Records contained in a dataset:
## Begin
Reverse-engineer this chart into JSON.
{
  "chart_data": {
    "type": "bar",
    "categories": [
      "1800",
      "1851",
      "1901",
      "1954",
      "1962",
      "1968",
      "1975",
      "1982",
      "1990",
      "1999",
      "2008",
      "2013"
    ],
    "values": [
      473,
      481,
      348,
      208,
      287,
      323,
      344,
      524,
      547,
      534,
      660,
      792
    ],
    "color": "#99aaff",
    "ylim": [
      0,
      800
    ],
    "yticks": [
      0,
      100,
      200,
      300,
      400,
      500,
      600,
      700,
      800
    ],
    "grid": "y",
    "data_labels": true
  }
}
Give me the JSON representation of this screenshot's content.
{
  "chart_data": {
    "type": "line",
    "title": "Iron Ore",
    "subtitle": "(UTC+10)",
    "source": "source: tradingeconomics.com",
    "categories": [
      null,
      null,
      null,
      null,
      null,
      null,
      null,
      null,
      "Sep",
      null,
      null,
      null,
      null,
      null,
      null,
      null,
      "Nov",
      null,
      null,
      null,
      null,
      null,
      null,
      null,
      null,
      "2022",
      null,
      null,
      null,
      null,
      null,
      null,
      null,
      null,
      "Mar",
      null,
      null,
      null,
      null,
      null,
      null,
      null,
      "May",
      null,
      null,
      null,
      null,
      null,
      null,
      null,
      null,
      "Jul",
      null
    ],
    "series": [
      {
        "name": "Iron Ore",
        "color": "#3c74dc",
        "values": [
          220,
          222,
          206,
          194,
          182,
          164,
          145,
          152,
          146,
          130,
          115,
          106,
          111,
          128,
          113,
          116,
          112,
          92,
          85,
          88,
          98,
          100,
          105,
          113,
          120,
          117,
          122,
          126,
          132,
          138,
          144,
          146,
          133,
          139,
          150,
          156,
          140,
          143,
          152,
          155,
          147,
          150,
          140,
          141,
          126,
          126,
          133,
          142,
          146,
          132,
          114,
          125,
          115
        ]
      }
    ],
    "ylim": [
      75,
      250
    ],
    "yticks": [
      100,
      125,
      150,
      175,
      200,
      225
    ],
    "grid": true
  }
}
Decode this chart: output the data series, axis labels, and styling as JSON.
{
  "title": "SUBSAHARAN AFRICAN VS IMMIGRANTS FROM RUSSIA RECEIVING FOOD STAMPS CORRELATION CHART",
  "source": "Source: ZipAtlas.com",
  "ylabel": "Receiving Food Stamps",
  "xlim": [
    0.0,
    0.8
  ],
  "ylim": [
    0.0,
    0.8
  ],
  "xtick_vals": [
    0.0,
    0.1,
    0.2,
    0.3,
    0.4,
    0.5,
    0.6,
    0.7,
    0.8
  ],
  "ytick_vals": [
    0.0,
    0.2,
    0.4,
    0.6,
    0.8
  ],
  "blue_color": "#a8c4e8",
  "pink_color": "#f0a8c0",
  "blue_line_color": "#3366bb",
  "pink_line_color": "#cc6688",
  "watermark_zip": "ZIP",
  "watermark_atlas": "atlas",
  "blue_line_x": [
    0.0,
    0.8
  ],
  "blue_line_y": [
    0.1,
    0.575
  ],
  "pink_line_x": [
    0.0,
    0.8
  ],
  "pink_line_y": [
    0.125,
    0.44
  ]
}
## End
- _PROBLEM DESCRIPTION_
Write out every entry word for word.

- _WRITTEN SOLUTION_
Reverse-engineer this chart into JSON.
{
  "chart_data": {
    "type": "bar",
    "categories": [
      "1800",
      "1851",
      "1901",
      "1954",
      "1962",
      "1968",
      "1975",
      "1982",
      "1990",
      "1999",
      "2008",
      "2013"
    ],
    "values": [
      473,
      481,
      348,
      208,
      287,
      323,
      344,
      524,
      547,
      534,
      660,
      792
    ],
    "color": "#99aaff",
    "ylim": [
      0,
      800
    ],
    "yticks": [
      0,
      100,
      200,
      300,
      400,
      500,
      600,
      700,
      800
    ],
    "grid": "y",
    "data_labels": true
  }
}
Give me the JSON representation of this screenshot's content.
{
  "chart_data": {
    "type": "line",
    "title": "Iron Ore",
    "subtitle": "(UTC+10)",
    "source": "source: tradingeconomics.com",
    "categories": [
      null,
      null,
      null,
      null,
      null,
      null,
      null,
      null,
      "Sep",
      null,
      null,
      null,
      null,
      null,
      null,
      null,
      "Nov",
      null,
      null,
      null,
      null,
      null,
      null,
      null,
      null,
      "2022",
      null,
      null,
      null,
      null,
      null,
      null,
      null,
      null,
      "Mar",
      null,
      null,
      null,
      null,
      null,
      null,
      null,
      "May",
      null,
      null,
      null,
      null,
      null,
      null,
      null,
      null,
      "Jul",
      null
    ],
    "series": [
      {
        "name": "Iron Ore",
        "color": "#3c74dc",
        "values": [
          220,
          222,
          206,
          194,
          182,
          164,
          145,
          152,
          146,
          130,
          115,
          106,
          111,
          128,
          113,
          116,
          112,
          92,
          85,
          88,
          98,
          100,
          105,
          113,
          120,
          117,
          122,
          126,
          132,
          138,
          144,
          146,
          133,
          139,
          150,
          156,
          140,
          143,
          152,
          155,
          147,
          150,
          140,
          141,
          126,
          126,
          133,
          142,
          146,
          132,
          114,
          125,
          115
        ]
      }
    ],
    "ylim": [
      75,
      250
    ],
    "yticks": [
      100,
      125,
      150,
      175,
      200,
      225
    ],
    "grid": true
  }
}
Decode this chart: output the data series, axis labels, and styling as JSON.
{
  "title": "SUBSAHARAN AFRICAN VS IMMIGRANTS FROM RUSSIA RECEIVING FOOD STAMPS CORRELATION CHART",
  "source": "Source: ZipAtlas.com",
  "ylabel": "Receiving Food Stamps",
  "xlim": [
    0.0,
    0.8
  ],
  "ylim": [
    0.0,
    0.8
  ],
  "xtick_vals": [
    0.0,
    0.1,
    0.2,
    0.3,
    0.4,
    0.5,
    0.6,
    0.7,
    0.8
  ],
  "ytick_vals": [
    0.0,
    0.2,
    0.4,
    0.6,
    0.8
  ],
  "blue_color": "#a8c4e8",
  "pink_color": "#f0a8c0",
  "blue_line_color": "#3366bb",
  "pink_line_color": "#cc6688",
  "watermark_zip": "ZIP",
  "watermark_atlas": "atlas",
  "blue_line_x": [
    0.0,
    0.8
  ],
  "blue_line_y": [
    0.1,
    0.575
  ],
  "pink_line_x": [
    0.0,
    0.8
  ],
  "pink_line_y": [
    0.125,
    0.44
  ]
}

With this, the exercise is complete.